### Short problem
Without changing a character, return the entries, but not the images they hold.

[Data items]
BEGIN

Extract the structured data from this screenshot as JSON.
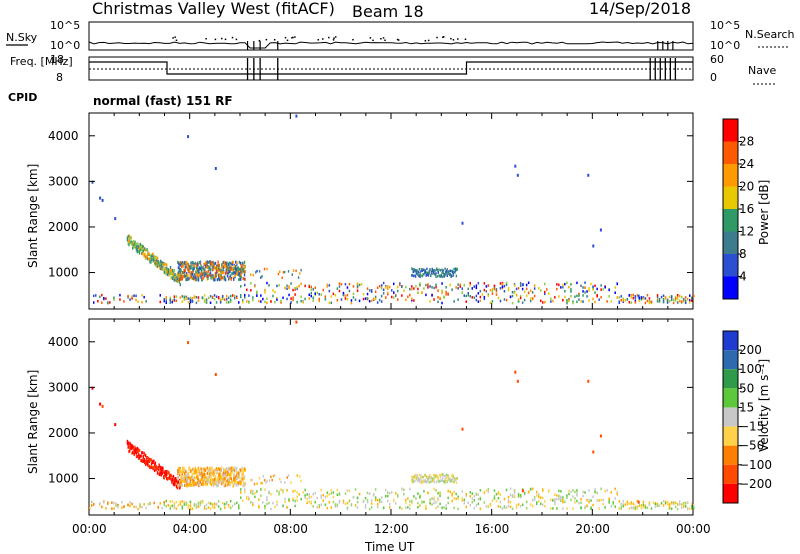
{
  "header": {
    "station": "Christmas Valley West (fitACF)",
    "beam": "Beam 18",
    "date": "14/Sep/2018",
    "cpid_label": "CPID",
    "cpid_value": "normal (fast) 151 RF"
  },
  "colors": {
    "power_scale": [
      "#0000ff",
      "#2a4fd0",
      "#3c7c8c",
      "#2f9a66",
      "#8fcc3c",
      "#e8c800",
      "#ff9a00",
      "#ff5a00",
      "#ff0000"
    ],
    "velocity_scale": [
      "#ff0000",
      "#ff4a00",
      "#ff8000",
      "#ffb400",
      "#ffd24a",
      "#c8c8c8",
      "#9ad46a",
      "#5cc83a",
      "#2e9a4a",
      "#2e6ab0",
      "#1e3cd0"
    ]
  },
  "chart_data": [
    {
      "type": "line",
      "panel": "noise",
      "left_label": "N.Sky",
      "right_label": "N.Search",
      "left_ticks": [
        "10^5",
        "10^0"
      ],
      "right_ticks": [
        "10^5",
        "10^0"
      ],
      "note": "noise level trace near bottom, small spikes through the day"
    },
    {
      "type": "line",
      "panel": "freq-nave",
      "left_label": "Freq. [MHz]",
      "right_label": "Nave",
      "left_ticks": [
        "18",
        "8"
      ],
      "right_ticks": [
        "60",
        "0"
      ],
      "freq_segments": [
        {
          "from_h": 0.0,
          "to_h": 3.1,
          "value": "high"
        },
        {
          "from_h": 3.1,
          "to_h": 15.0,
          "value": "low"
        },
        {
          "from_h": 15.0,
          "to_h": 24.0,
          "value": "high"
        }
      ]
    },
    {
      "type": "heatmap",
      "panel": "power",
      "ylabel": "Slant Range [km]",
      "yticks": [
        "1000",
        "2000",
        "3000",
        "4000"
      ],
      "ylim": [
        200,
        4500
      ],
      "xlim_hours": [
        0,
        24
      ],
      "colorbar_label": "Power [dB]",
      "colorbar_ticks": [
        "4",
        "8",
        "12",
        "16",
        "20",
        "24",
        "28"
      ]
    },
    {
      "type": "heatmap",
      "panel": "velocity",
      "ylabel": "Slant Range [km]",
      "yticks": [
        "1000",
        "2000",
        "3000",
        "4000"
      ],
      "ylim": [
        200,
        4500
      ],
      "xlim_hours": [
        0,
        24
      ],
      "xticks": [
        "00:00",
        "04:00",
        "08:00",
        "12:00",
        "16:00",
        "20:00",
        "00:00"
      ],
      "xlabel": "Time UT",
      "colorbar_label": "Velocity [m s⁻¹]",
      "colorbar_ticks": [
        "200",
        "100",
        "50",
        "15",
        "−15",
        "−50",
        "−100",
        "−200"
      ]
    }
  ]
}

END

### Answer to this exercise
Extract the structured data from this screenshot as JSON.
{
  "header": {
    "station": "Christmas Valley West (fitACF)",
    "beam": "Beam 18",
    "date": "14/Sep/2018",
    "cpid_label": "CPID",
    "cpid_value": "normal (fast) 151 RF"
  },
  "colors": {
    "power_scale": [
      "#0000ff",
      "#2a4fd0",
      "#3c7c8c",
      "#2f9a66",
      "#8fcc3c",
      "#e8c800",
      "#ff9a00",
      "#ff5a00",
      "#ff0000"
    ],
    "velocity_scale": [
      "#ff0000",
      "#ff4a00",
      "#ff8000",
      "#ffb400",
      "#ffd24a",
      "#c8c8c8",
      "#9ad46a",
      "#5cc83a",
      "#2e9a4a",
      "#2e6ab0",
      "#1e3cd0"
    ]
  },
  "chart_data": [
    {
      "type": "line",
      "panel": "noise",
      "left_label": "N.Sky",
      "right_label": "N.Search",
      "left_ticks": [
        "10^5",
        "10^0"
      ],
      "right_ticks": [
        "10^5",
        "10^0"
      ],
      "note": "noise level trace near bottom, small spikes through the day"
    },
    {
      "type": "line",
      "panel": "freq-nave",
      "left_label": "Freq. [MHz]",
      "right_label": "Nave",
      "left_ticks": [
        "18",
        "8"
      ],
      "right_ticks": [
        "60",
        "0"
      ],
      "freq_segments": [
        {
          "from_h": 0.0,
          "to_h": 3.1,
          "value": "high"
        },
        {
          "from_h": 3.1,
          "to_h": 15.0,
          "value": "low"
        },
        {
          "from_h": 15.0,
          "to_h": 24.0,
          "value": "high"
        }
      ]
    },
    {
      "type": "heatmap",
      "panel": "power",
      "ylabel": "Slant Range [km]",
      "yticks": [
        "1000",
        "2000",
        "3000",
        "4000"
      ],
      "ylim": [
        200,
        4500
      ],
      "xlim_hours": [
        0,
        24
      ],
      "colorbar_label": "Power [dB]",
      "colorbar_ticks": [
        "4",
        "8",
        "12",
        "16",
        "20",
        "24",
        "28"
      ]
    },
    {
      "type": "heatmap",
      "panel": "velocity",
      "ylabel": "Slant Range [km]",
      "yticks": [
        "1000",
        "2000",
        "3000",
        "4000"
      ],
      "ylim": [
        200,
        4500
      ],
      "xlim_hours": [
        0,
        24
      ],
      "xticks": [
        "00:00",
        "04:00",
        "08:00",
        "12:00",
        "16:00",
        "20:00",
        "00:00"
      ],
      "xlabel": "Time UT",
      "colorbar_label": "Velocity [m s⁻¹]",
      "colorbar_ticks": [
        "200",
        "100",
        "50",
        "15",
        "−15",
        "−50",
        "−100",
        "−200"
      ]
    }
  ]
}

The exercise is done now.